Records to use:
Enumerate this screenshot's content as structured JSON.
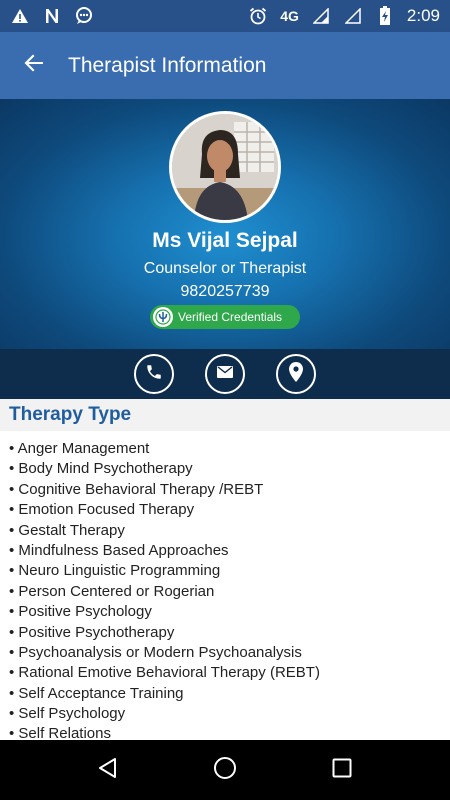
{
  "status_bar": {
    "time": "2:09",
    "network": "4G",
    "left_icons": [
      "warning-icon",
      "n-notification-icon",
      "chat-notification-icon"
    ],
    "right_icons": [
      "alarm-icon",
      "signal-icon",
      "signal-icon",
      "battery-charging-icon"
    ]
  },
  "app_bar": {
    "title": "Therapist Information",
    "back_icon": "arrow-back-icon"
  },
  "profile": {
    "name": "Ms Vijal Sejpal",
    "role": "Counselor or Therapist",
    "phone": "9820257739",
    "badge_label": "Verified Credentials"
  },
  "actions": {
    "call_icon": "phone-icon",
    "email_icon": "mail-icon",
    "location_icon": "location-pin-icon"
  },
  "therapy_section": {
    "title": "Therapy Type",
    "items": [
      "Anger Management",
      "Body Mind Psychotherapy",
      "Cognitive Behavioral Therapy /REBT",
      "Emotion Focused Therapy",
      "Gestalt Therapy",
      "Mindfulness Based Approaches",
      "Neuro Linguistic Programming",
      "Person Centered or Rogerian",
      "Positive Psychology",
      "Positive Psychotherapy",
      "Psychoanalysis or Modern Psychoanalysis",
      "Rational Emotive Behavioral Therapy (REBT)",
      "Self Acceptance Training",
      "Self Psychology",
      "Self Relations"
    ]
  },
  "colors": {
    "status_bar": "#28518a",
    "app_bar": "#3a6db0",
    "hero_center": "#1f8fd0",
    "action_bar": "#0e2c4c",
    "badge": "#2ea84a",
    "section_title": "#1f5d9e"
  }
}
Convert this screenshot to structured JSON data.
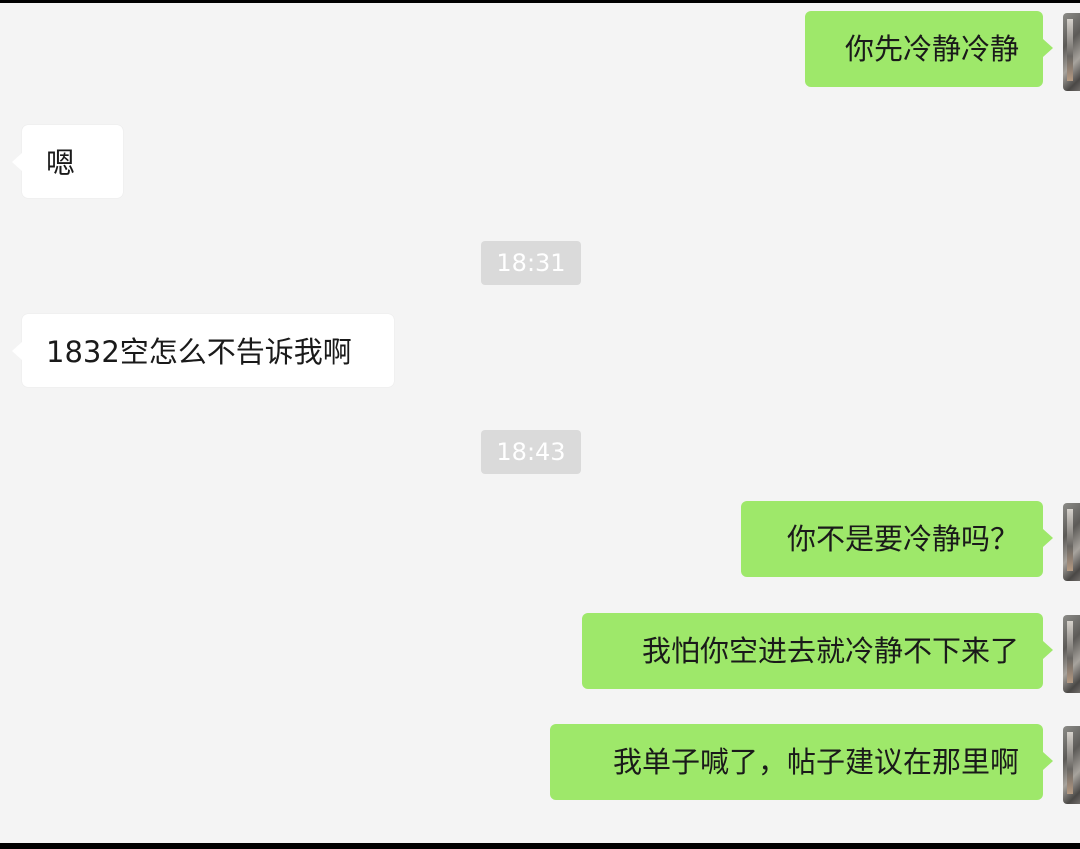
{
  "messages": [
    {
      "side": "out",
      "text": "你先冷静冷静"
    },
    {
      "side": "in",
      "text": "嗯"
    },
    {
      "side": "in",
      "text": "1832空怎么不告诉我啊"
    },
    {
      "side": "out",
      "text": "你不是要冷静吗？"
    },
    {
      "side": "out",
      "text": "我怕你空进去就冷静不下来了"
    },
    {
      "side": "out",
      "text": "我单子喊了，帖子建议在那里啊"
    }
  ],
  "timestamps": [
    "18:31",
    "18:43"
  ],
  "colors": {
    "background": "#f4f4f4",
    "outgoing_bubble": "#9ee86a",
    "incoming_bubble": "#ffffff",
    "timestamp_pill": "#dadada"
  }
}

Aim of the exercise:
Copy the whole of the material above exactly, but not its images.

Exercise result:
Enumerate this screenshot's content as structured JSON.
{
  "status_bar": {
    "time": "2:09",
    "network": "4G",
    "left_icons": [
      "warning-icon",
      "n-notification-icon",
      "chat-notification-icon"
    ],
    "right_icons": [
      "alarm-icon",
      "signal-icon",
      "signal-icon",
      "battery-charging-icon"
    ]
  },
  "app_bar": {
    "title": "Therapist Information",
    "back_icon": "arrow-back-icon"
  },
  "profile": {
    "name": "Ms Vijal Sejpal",
    "role": "Counselor or Therapist",
    "phone": "9820257739",
    "badge_label": "Verified Credentials"
  },
  "actions": {
    "call_icon": "phone-icon",
    "email_icon": "mail-icon",
    "location_icon": "location-pin-icon"
  },
  "therapy_section": {
    "title": "Therapy Type",
    "items": [
      "Anger Management",
      "Body Mind Psychotherapy",
      "Cognitive Behavioral Therapy /REBT",
      "Emotion Focused Therapy",
      "Gestalt Therapy",
      "Mindfulness Based Approaches",
      "Neuro Linguistic Programming",
      "Person Centered or Rogerian",
      "Positive Psychology",
      "Positive Psychotherapy",
      "Psychoanalysis or Modern Psychoanalysis",
      "Rational Emotive Behavioral Therapy (REBT)",
      "Self Acceptance Training",
      "Self Psychology",
      "Self Relations"
    ]
  },
  "colors": {
    "status_bar": "#28518a",
    "app_bar": "#3a6db0",
    "hero_center": "#1f8fd0",
    "action_bar": "#0e2c4c",
    "badge": "#2ea84a",
    "section_title": "#1f5d9e"
  }
}
Convert this screenshot to structured JSON data.
{
  "messages": [
    {
      "side": "out",
      "text": "你先冷静冷静"
    },
    {
      "side": "in",
      "text": "嗯"
    },
    {
      "side": "in",
      "text": "1832空怎么不告诉我啊"
    },
    {
      "side": "out",
      "text": "你不是要冷静吗？"
    },
    {
      "side": "out",
      "text": "我怕你空进去就冷静不下来了"
    },
    {
      "side": "out",
      "text": "我单子喊了，帖子建议在那里啊"
    }
  ],
  "timestamps": [
    "18:31",
    "18:43"
  ],
  "colors": {
    "background": "#f4f4f4",
    "outgoing_bubble": "#9ee86a",
    "incoming_bubble": "#ffffff",
    "timestamp_pill": "#dadada"
  }
}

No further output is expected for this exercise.